### DIRECTIONS FOR THIS TASK
Copy all lines in which the word "time" can be found.

-- Begin GIVEN ENTRIES --

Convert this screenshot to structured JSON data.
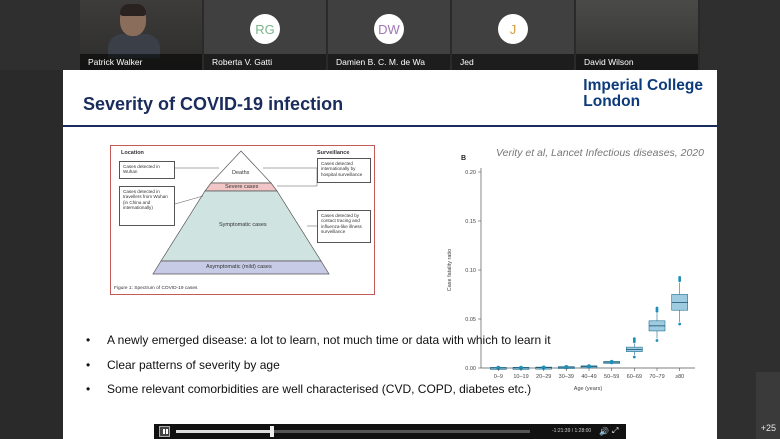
{
  "participants": [
    {
      "name": "Patrick Walker",
      "initials": "",
      "video": true
    },
    {
      "name": "Roberta V. Gatti",
      "initials": "RG",
      "color": "#7bb58a"
    },
    {
      "name": "Damien B. C. M. de Wa",
      "initials": "DW",
      "color": "#a377b3"
    },
    {
      "name": "Jed",
      "initials": "J",
      "color": "#d49a3a"
    },
    {
      "name": "David Wilson",
      "initials": "",
      "video": true
    }
  ],
  "overflow_count": "+25",
  "slide": {
    "title": "Severity of COVID-19 infection",
    "logo_line1": "Imperial College",
    "logo_line2": "London",
    "citation": "Verity et al, Lancet Infectious diseases, 2020",
    "bullets": [
      "A newly emerged disease: a lot to learn, not much time or data with which to learn it",
      "Clear patterns of severity by age",
      "Some relevant comorbidities are well characterised (CVD, COPD, diabetes etc.)"
    ]
  },
  "pyramid": {
    "location_header": "Location",
    "surveillance_header": "Surveillance",
    "tiers": [
      "Deaths",
      "Severe cases",
      "Symptomatic cases",
      "Asymptomatic (mild) cases"
    ],
    "left_boxes": [
      "Cases detected in Wuhan",
      "Cases detected in travellers from Wuhan (in China and internationally)"
    ],
    "right_boxes": [
      "Cases detected internationally by hospital surveillance",
      "Cases detected by contact tracing and influenza-like illness surveillance"
    ],
    "caption": "Figure 1: Spectrum of COVID-19 cases"
  },
  "chart_data": {
    "type": "box",
    "panel_label": "B",
    "xlabel": "Age (years)",
    "ylabel": "Case fatality ratio",
    "ylim": [
      0,
      0.2
    ],
    "yticks": [
      "0.00",
      "0.05",
      "0.10",
      "0.15",
      "0.20"
    ],
    "categories": [
      "0–9",
      "10–19",
      "20–29",
      "30–39",
      "40–49",
      "50–59",
      "60–69",
      "70–79",
      "≥80"
    ],
    "medians": [
      2e-05,
      7e-05,
      0.0003,
      0.0008,
      0.0016,
      0.006,
      0.019,
      0.043,
      0.067
    ],
    "box_color": "#9fcbe0",
    "point_color": "#1f8fb8"
  },
  "player": {
    "time": "-1:21:39  /  1:28:00",
    "progress": 0.27
  }
}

-- End GIVEN ENTRIES --

### SOLUTION TO THIS PROBLEM
      "A newly emerged disease: a lot to learn, not much time or data with which to learn it",
    "time": "-1:21:39  /  1:28:00",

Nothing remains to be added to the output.